_GOAL_. Gather all lines in the records below that include the word "输出轴伸式联接".

_EXTRACTED ENTRIES_.
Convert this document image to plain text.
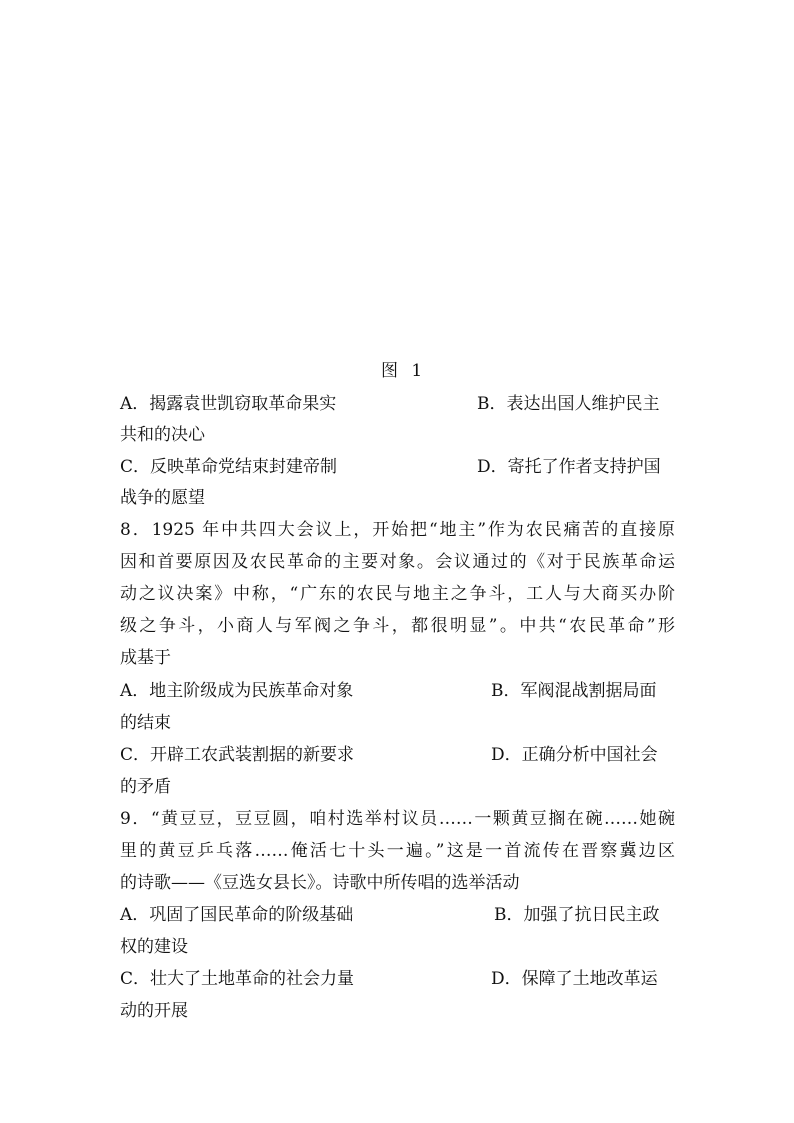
图 1
A．揭露袁世凯窃取革命果实	B．表达出国人维护民主
共和的决心
C．反映革命党结束封建帝制	D．寄托了作者支持护国
战争的愿望
8．1925 年中共四大会议上，开始把“地主”作为农民痛苦的直接原
因和首要原因及农民革命的主要对象。会议通过的《对于民族革命运
动之议决案》中称，“广东的农民与地主之争斗，工人与大商买办阶
级之争斗，小商人与军阀之争斗，都很明显”。中共“农民革命”形
成基于
A．地主阶级成为民族革命对象	B．军阀混战割据局面
的结束
C．开辟工农武装割据的新要求	D．正确分析中国社会
的矛盾
9．“黄豆豆，豆豆圆，咱村选举村议员……一颗黄豆搁在碗……她碗
里的黄豆乒乓落……俺活七十头一遍。”这是一首流传在晋察冀边区
的诗歌——《豆选女县长》。诗歌中所传唱的选举活动
A．巩固了国民革命的阶级基础	B．加强了抗日民主政
权的建设
C．壮大了土地革命的社会力量	D．保障了土地改革运
动的开展
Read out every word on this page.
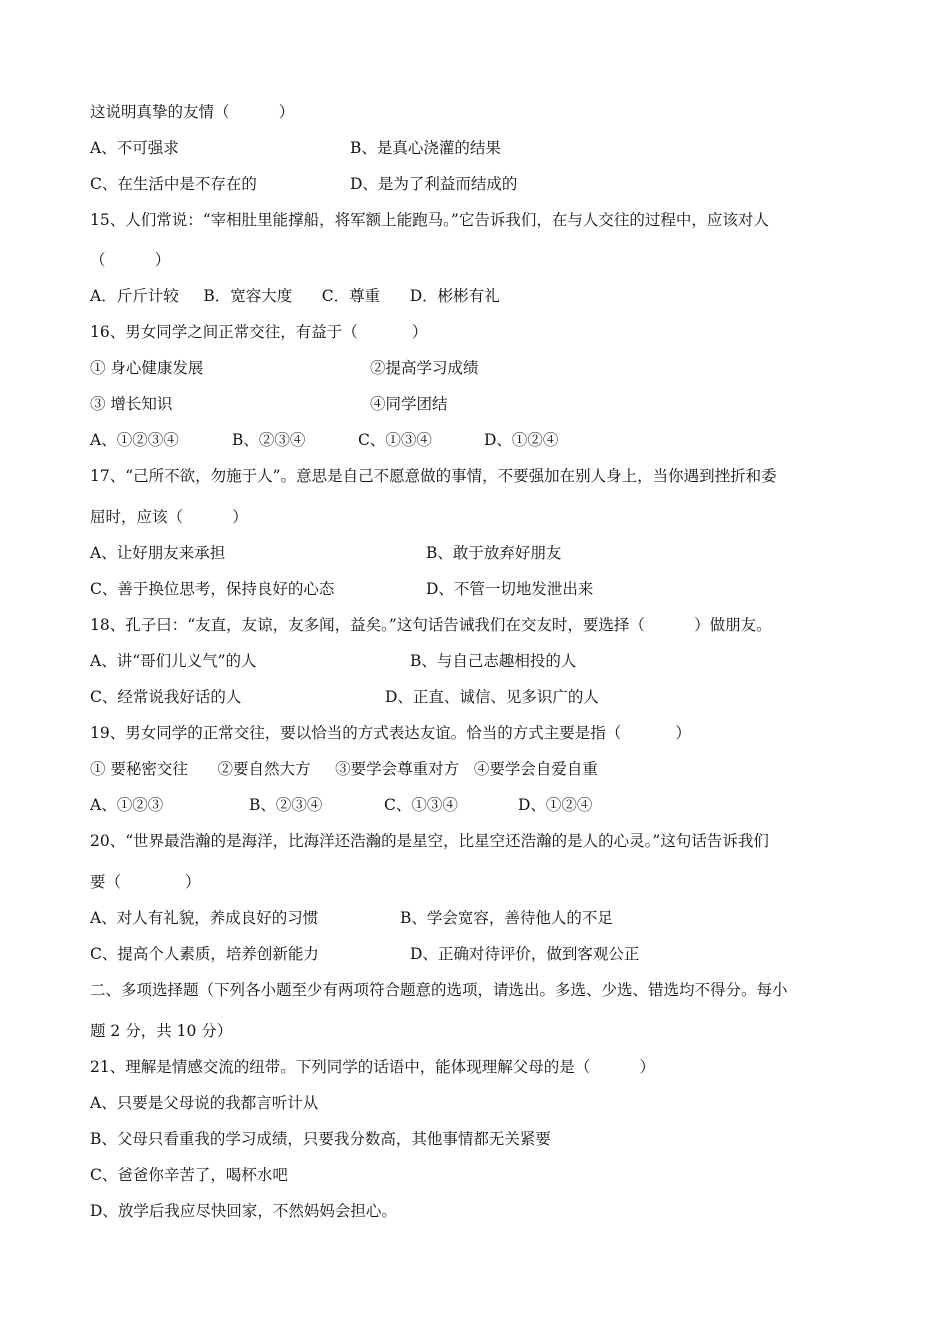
这说明真挚的友情（          ）
A、不可强求	B、是真心浇灌的结果
C、在生活中是不存在的	D、是为了利益而结成的
15、人们常说：“宰相肚里能撑船，将军额上能跑马。”它告诉我们，在与人交往的过程中，应该对人
（          ）
A．斤斤计较     B．宽容大度      C．尊重      D．彬彬有礼
16、男女同学之间正常交往，有益于（           ）
① 身心健康发展	②提高学习成绩
③ 增长知识	④同学团结
A、①②③④	B、②③④	C、①③④	D、①②④
17、“己所不欲，勿施于人”。意思是自己不愿意做的事情，不要强加在别人身上，当你遇到挫折和委
屈时，应该（          ）
A、让好朋友来承担	B、敢于放弃好朋友
C、善于换位思考，保持良好的心态	D、不管一切地发泄出来
18、孔子曰：“友直，友谅，友多闻，益矣。”这句话告诫我们在交友时，要选择（          ）做朋友。
A、讲“哥们儿义气”的人	B、与自己志趣相投的人
C、经常说我好话的人	D、正直、诚信、见多识广的人
19、男女同学的正常交往，要以恰当的方式表达友谊。恰当的方式主要是指（           ）
① 要秘密交往      ②要自然大方     ③要学会尊重对方   ④要学会自爱自重
A、①②③	B、②③④	C、①③④	D、①②④
20、“世界最浩瀚的是海洋，比海洋还浩瀚的是星空，比星空还浩瀚的是人的心灵。”这句话告诉我们
要（             ）
A、对人有礼貌，养成良好的习惯	B、学会宽容，善待他人的不足
C、提高个人素质，培养创新能力	D、正确对待评价，做到客观公正
二、多项选择题（下列各小题至少有两项符合题意的选项，请选出。多选、少选、错选均不得分。每小
题 2 分，共 10 分）
21、理解是情感交流的纽带。下列同学的话语中，能体现理解父母的是（          ）
A、只要是父母说的我都言听计从
B、父母只看重我的学习成绩，只要我分数高，其他事情都无关紧要
C、爸爸你辛苦了，喝杯水吧
D、放学后我应尽快回家，不然妈妈会担心。
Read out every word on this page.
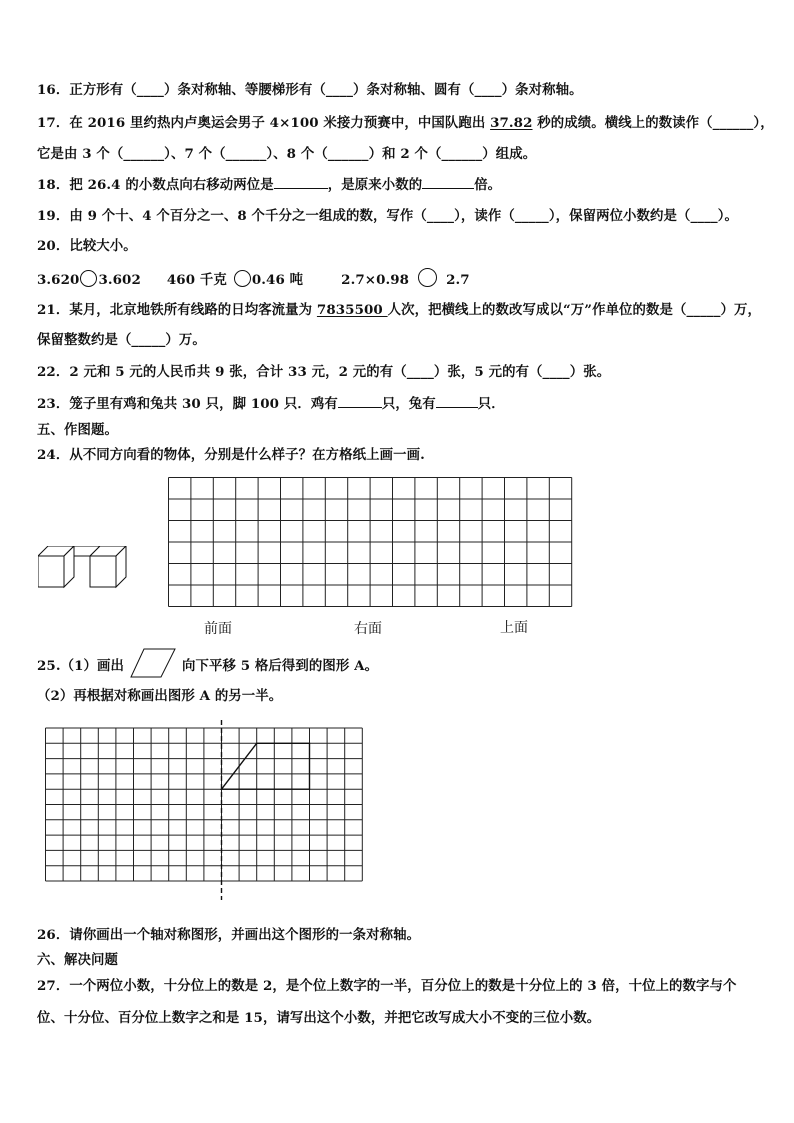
16．正方形有（____）条对称轴、等腰梯形有（____）条对称轴、圆有（____）条对称轴。
17．在 2016 里约热内卢奥运会男子 4×100 米接力预赛中，中国队跑出 37.82 秒的成绩。横线上的数读作（______），
它是由 3 个（______）、7 个（______）、8 个（______）和 2 个（______）组成。
18．把 26.4 的小数点向右移动两位是	，是原来小数的	倍。
19．由 9 个十、4 个百分之一、8 个千分之一组成的数，写作（____），读作（_____），保留两位小数约是（____）。
20．比较大小。
3.620 3.602 460 千克 0.46 吨	2.7×0.98	2.7
21．某月，北京地铁所有线路的日均客流量为 7835500 人次，把横线上的数改写成以“万”作单位的数是（_____）万，
保留整数约是（_____）万。
22．2 元和 5 元的人民币共 9 张，合计 33 元，2 元的有（____）张，5 元的有（____）张。
23．笼子里有鸡和兔共 30 只，脚 100 只．鸡有	只，兔有	只．
五、作图题。
24．从不同方向看的物体，分别是什么样子？在方格纸上画一画.
前面	右面	上面
25.（1）画出	向下平移 5 格后得到的图形 A。
（2）再根据对称画出图形 A 的另一半。
26．请你画出一个轴对称图形，并画出这个图形的一条对称轴。
六、解决问题
27．一个两位小数，十分位上的数是 2，是个位上数字的一半，百分位上的数是十分位上的 3 倍，十位上的数字与个
位、十分位、百分位上数字之和是 15，请写出这个小数，并把它改写成大小不变的三位小数。
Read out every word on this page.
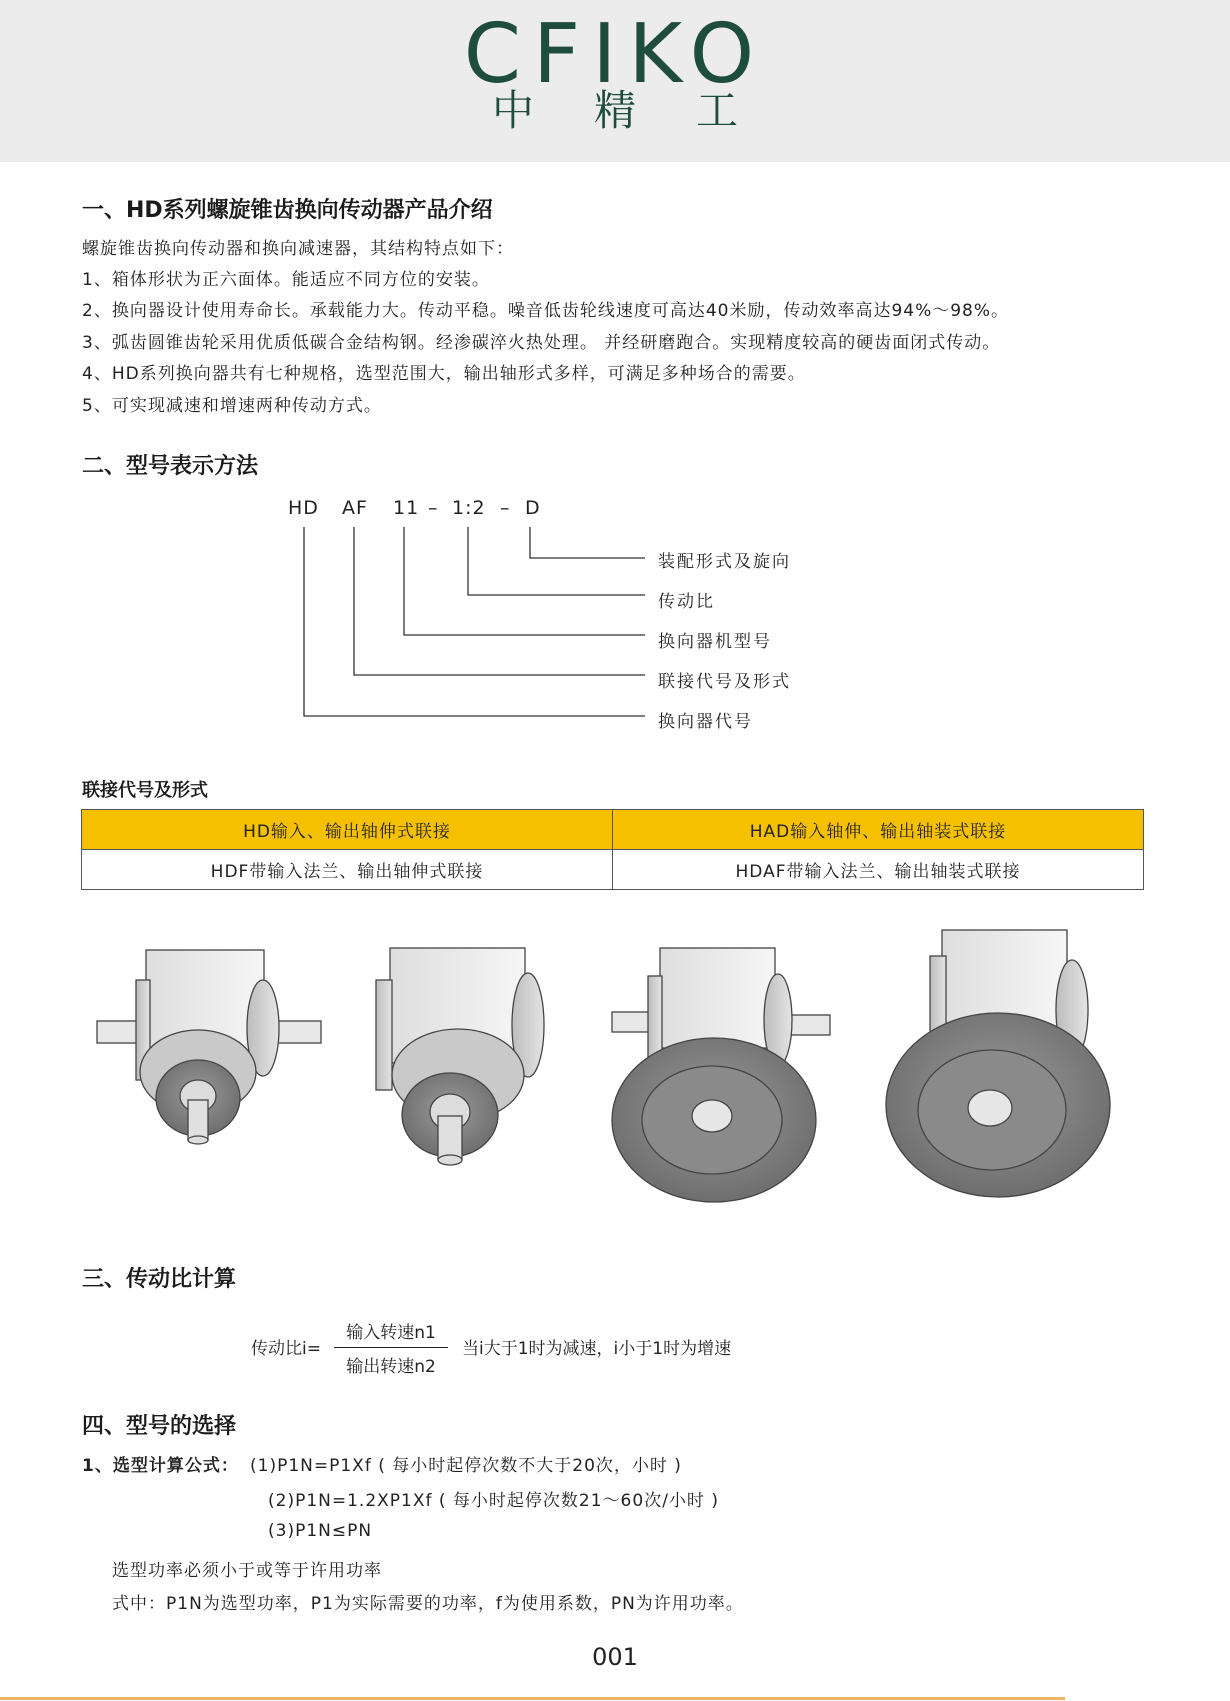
CFIKO
中精工
一、HD系列螺旋锥齿换向传动器产品介绍
螺旋锥齿换向传动器和换向减速器，其结构特点如下：
1、箱体形状为正六面体。能适应不同方位的安装。
2、换向器设计使用寿命长。承载能力大。传动平稳。噪音低齿轮线速度可高达40米励，传动效率高达94%～98%。
3、弧齿圆锥齿轮采用优质低碳合金结构钢。经渗碳淬火热处理。 并经研磨跑合。实现精度较高的硬齿面闭式传动。
4、HD系列换向器共有七种规格，选型范围大，输出轴形式多样，可满足多种场合的需要。
5、可实现减速和增速两种传动方式。
二、型号表示方法
HD AF 11 – 1:2 – D
装配形式及旋向
传动比
换向器机型号
联接代号及形式
换向器代号
联接代号及形式
HD输入、输出轴伸式联接	HAD输入轴伸、输出轴装式联接
HDF带输入法兰、输出轴伸式联接	HDAF带输入法兰、输出轴装式联接
三、传动比计算
传动比i=
输入转速n1
输出转速n2
当i大于1时为减速，i小于1时为增速
四、型号的选择
1、选型计算公式： (1)P1N=P1Xf ( 每小时起停次数不大于20次，小时 )
(2)P1N=1.2XP1Xf ( 每小时起停次数21～60次/小时 )
(3)P1N≤PN
选型功率必须小于或等于许用功率
式中：P1N为选型功率，P1为实际需要的功率，f为使用系数，PN为许用功率。
001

_ANSWER TO THIS PROBLEM_.
HD输入、输出轴伸式联接	HAD输入轴伸、输出轴装式联接
HDF带输入法兰、输出轴伸式联接	HDAF带输入法兰、输出轴装式联接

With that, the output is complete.